───── RECORDS SHOWN ─────

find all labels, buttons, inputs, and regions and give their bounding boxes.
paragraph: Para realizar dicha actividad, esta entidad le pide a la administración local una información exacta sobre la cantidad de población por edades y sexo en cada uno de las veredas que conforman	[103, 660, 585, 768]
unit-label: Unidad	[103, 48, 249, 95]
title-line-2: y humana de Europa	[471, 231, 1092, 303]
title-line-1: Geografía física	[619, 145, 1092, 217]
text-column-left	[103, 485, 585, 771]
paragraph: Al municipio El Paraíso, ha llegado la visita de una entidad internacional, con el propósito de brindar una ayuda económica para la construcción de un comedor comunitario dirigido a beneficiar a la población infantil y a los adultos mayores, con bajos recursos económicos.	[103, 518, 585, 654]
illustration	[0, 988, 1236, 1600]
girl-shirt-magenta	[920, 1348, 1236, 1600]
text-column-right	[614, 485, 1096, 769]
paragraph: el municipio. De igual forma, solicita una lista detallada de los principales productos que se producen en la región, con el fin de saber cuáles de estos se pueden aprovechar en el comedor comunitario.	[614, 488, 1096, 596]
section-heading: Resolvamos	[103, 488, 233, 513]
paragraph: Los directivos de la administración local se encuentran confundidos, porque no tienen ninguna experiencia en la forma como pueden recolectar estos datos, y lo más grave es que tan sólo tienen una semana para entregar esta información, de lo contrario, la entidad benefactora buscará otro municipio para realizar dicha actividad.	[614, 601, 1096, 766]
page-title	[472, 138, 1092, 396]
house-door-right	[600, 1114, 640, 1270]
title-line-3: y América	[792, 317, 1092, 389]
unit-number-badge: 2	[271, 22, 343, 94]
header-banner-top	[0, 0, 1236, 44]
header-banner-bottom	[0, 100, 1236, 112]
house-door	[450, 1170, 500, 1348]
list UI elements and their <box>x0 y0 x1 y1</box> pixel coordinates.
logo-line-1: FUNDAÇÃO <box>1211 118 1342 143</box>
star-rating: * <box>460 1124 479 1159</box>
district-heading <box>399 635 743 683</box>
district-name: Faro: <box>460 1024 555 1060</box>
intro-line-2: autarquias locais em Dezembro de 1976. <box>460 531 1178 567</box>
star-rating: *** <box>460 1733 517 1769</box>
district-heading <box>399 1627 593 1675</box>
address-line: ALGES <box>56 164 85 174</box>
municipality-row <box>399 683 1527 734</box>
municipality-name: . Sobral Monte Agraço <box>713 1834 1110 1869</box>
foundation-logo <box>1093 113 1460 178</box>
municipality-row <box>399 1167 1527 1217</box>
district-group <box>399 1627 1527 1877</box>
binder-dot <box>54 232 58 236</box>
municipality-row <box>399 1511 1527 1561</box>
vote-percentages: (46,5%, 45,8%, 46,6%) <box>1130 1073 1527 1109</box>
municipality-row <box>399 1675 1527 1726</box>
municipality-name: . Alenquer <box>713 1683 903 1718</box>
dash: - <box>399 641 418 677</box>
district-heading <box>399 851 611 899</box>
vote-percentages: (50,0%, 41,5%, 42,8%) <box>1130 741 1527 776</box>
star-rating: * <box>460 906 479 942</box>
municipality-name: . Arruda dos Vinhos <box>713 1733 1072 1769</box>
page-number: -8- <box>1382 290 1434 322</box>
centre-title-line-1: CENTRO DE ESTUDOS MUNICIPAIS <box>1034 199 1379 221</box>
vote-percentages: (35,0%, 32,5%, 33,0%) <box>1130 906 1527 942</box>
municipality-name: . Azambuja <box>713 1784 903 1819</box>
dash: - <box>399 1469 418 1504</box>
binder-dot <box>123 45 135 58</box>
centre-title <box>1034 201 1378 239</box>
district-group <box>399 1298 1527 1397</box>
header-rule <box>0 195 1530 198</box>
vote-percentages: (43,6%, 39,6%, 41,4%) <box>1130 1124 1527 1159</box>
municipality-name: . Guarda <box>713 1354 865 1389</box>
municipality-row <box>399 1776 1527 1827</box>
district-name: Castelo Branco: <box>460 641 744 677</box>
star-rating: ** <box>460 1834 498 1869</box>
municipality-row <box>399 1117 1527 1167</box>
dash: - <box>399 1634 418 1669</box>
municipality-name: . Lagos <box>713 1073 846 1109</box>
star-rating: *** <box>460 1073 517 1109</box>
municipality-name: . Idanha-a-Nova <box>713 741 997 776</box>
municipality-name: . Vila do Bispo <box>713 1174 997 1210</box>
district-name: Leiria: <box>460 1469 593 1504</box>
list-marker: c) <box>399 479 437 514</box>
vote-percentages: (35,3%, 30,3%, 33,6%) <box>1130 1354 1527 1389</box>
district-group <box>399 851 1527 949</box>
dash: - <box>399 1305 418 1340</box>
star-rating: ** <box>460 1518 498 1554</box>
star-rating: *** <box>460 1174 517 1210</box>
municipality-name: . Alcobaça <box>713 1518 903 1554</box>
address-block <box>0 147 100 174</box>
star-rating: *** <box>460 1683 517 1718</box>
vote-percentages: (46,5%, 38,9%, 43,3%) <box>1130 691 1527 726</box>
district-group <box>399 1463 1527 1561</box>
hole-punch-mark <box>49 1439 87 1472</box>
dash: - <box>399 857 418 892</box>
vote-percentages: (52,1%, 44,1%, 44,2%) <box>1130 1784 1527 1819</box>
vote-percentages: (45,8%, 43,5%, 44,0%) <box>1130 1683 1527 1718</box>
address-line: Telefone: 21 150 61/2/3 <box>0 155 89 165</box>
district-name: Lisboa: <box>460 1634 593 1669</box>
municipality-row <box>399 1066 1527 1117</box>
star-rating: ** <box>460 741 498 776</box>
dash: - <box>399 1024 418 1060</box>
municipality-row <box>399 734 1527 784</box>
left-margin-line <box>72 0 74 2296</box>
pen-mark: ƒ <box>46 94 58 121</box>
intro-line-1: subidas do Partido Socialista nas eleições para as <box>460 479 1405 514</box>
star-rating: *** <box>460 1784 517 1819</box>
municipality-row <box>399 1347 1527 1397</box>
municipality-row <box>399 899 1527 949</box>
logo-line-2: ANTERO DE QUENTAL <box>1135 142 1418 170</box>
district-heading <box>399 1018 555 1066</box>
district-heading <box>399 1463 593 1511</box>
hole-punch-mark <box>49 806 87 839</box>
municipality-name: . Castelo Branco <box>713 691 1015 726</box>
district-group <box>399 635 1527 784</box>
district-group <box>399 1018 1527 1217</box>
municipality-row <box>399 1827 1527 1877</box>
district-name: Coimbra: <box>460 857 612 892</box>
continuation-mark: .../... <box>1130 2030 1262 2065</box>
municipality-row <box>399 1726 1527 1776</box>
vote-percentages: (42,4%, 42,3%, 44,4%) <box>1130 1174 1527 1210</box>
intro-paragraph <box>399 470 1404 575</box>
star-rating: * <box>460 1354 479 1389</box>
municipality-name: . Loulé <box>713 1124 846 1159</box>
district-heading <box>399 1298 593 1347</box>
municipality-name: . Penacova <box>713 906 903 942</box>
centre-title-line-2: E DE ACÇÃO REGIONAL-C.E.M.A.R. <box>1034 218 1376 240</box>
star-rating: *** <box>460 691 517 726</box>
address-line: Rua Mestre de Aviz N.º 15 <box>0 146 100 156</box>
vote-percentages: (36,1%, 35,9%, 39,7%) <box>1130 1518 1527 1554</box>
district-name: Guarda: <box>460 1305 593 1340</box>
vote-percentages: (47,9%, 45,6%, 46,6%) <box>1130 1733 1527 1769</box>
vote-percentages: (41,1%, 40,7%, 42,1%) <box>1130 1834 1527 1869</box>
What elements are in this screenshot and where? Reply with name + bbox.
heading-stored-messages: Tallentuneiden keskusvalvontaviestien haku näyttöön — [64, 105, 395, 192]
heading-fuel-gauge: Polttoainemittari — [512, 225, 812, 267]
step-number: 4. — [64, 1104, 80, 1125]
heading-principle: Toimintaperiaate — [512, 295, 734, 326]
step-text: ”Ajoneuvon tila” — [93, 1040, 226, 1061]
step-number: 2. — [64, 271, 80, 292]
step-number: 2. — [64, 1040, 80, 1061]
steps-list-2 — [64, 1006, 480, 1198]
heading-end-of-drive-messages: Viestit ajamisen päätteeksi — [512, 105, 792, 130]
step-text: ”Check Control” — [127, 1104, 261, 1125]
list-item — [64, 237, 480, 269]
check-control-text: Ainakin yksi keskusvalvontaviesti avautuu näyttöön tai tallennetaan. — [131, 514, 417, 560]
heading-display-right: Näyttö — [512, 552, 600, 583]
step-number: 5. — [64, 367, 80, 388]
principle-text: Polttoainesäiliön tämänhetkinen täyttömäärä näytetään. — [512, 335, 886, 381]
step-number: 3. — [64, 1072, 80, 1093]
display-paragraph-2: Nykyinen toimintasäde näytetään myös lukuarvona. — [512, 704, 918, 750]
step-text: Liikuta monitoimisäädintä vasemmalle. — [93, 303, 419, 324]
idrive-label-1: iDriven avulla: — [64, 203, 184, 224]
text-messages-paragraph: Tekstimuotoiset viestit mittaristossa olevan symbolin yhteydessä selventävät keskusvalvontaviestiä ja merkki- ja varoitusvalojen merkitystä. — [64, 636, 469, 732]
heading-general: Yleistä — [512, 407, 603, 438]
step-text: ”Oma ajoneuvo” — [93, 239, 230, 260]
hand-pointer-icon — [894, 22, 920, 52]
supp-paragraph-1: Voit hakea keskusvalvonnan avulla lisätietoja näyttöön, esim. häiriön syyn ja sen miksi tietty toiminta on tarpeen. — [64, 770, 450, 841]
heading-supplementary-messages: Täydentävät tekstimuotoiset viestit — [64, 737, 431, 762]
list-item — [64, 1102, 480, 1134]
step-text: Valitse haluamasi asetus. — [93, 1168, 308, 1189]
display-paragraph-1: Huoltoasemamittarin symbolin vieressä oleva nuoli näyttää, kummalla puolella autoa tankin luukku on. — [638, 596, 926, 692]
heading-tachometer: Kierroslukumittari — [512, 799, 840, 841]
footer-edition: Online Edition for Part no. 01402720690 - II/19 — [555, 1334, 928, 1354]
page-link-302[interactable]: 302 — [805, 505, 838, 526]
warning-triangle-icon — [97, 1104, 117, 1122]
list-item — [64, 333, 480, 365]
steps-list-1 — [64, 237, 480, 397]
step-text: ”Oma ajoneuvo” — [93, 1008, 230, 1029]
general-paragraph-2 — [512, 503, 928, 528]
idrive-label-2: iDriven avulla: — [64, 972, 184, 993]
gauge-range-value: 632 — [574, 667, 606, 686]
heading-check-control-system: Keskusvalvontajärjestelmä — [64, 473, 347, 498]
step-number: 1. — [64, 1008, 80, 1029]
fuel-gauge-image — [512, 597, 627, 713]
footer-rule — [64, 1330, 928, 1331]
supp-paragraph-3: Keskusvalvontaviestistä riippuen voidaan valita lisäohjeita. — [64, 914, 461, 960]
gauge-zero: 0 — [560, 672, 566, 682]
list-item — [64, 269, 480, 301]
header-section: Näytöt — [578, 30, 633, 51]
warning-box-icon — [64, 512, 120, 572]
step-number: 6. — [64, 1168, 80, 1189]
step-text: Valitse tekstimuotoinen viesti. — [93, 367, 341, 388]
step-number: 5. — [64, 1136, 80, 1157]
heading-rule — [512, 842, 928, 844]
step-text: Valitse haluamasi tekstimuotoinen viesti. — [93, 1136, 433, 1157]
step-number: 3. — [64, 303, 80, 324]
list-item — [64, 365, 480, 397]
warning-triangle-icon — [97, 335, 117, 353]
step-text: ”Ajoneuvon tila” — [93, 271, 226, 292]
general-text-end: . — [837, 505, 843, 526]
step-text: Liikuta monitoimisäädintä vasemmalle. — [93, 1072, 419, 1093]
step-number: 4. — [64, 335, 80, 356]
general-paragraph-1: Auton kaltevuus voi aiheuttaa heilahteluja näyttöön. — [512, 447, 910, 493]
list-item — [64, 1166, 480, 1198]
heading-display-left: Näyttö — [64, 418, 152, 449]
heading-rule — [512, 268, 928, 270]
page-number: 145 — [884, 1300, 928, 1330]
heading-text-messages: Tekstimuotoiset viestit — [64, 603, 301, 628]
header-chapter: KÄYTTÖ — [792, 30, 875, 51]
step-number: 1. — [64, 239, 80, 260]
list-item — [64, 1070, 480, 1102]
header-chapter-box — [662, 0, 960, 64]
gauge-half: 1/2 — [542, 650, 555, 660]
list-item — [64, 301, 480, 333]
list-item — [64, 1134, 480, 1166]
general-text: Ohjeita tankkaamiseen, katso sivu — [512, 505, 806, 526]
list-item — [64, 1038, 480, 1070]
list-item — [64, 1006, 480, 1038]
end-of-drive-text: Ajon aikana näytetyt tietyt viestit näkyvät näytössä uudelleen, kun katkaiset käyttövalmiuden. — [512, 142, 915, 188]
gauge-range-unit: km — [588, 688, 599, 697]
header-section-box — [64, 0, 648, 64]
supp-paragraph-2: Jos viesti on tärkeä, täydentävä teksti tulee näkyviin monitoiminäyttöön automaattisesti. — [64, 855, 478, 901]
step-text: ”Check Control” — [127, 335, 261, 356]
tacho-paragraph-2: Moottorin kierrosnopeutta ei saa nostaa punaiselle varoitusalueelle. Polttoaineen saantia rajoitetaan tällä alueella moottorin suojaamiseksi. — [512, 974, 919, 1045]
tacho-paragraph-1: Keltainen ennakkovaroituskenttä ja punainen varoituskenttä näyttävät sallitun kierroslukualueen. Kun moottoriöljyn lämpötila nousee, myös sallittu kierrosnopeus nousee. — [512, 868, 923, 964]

─────

# WRITTEN INSTRUCTION
Count the lines in the data that contain the string "Branco". Reply with only the number.

# REPLY
2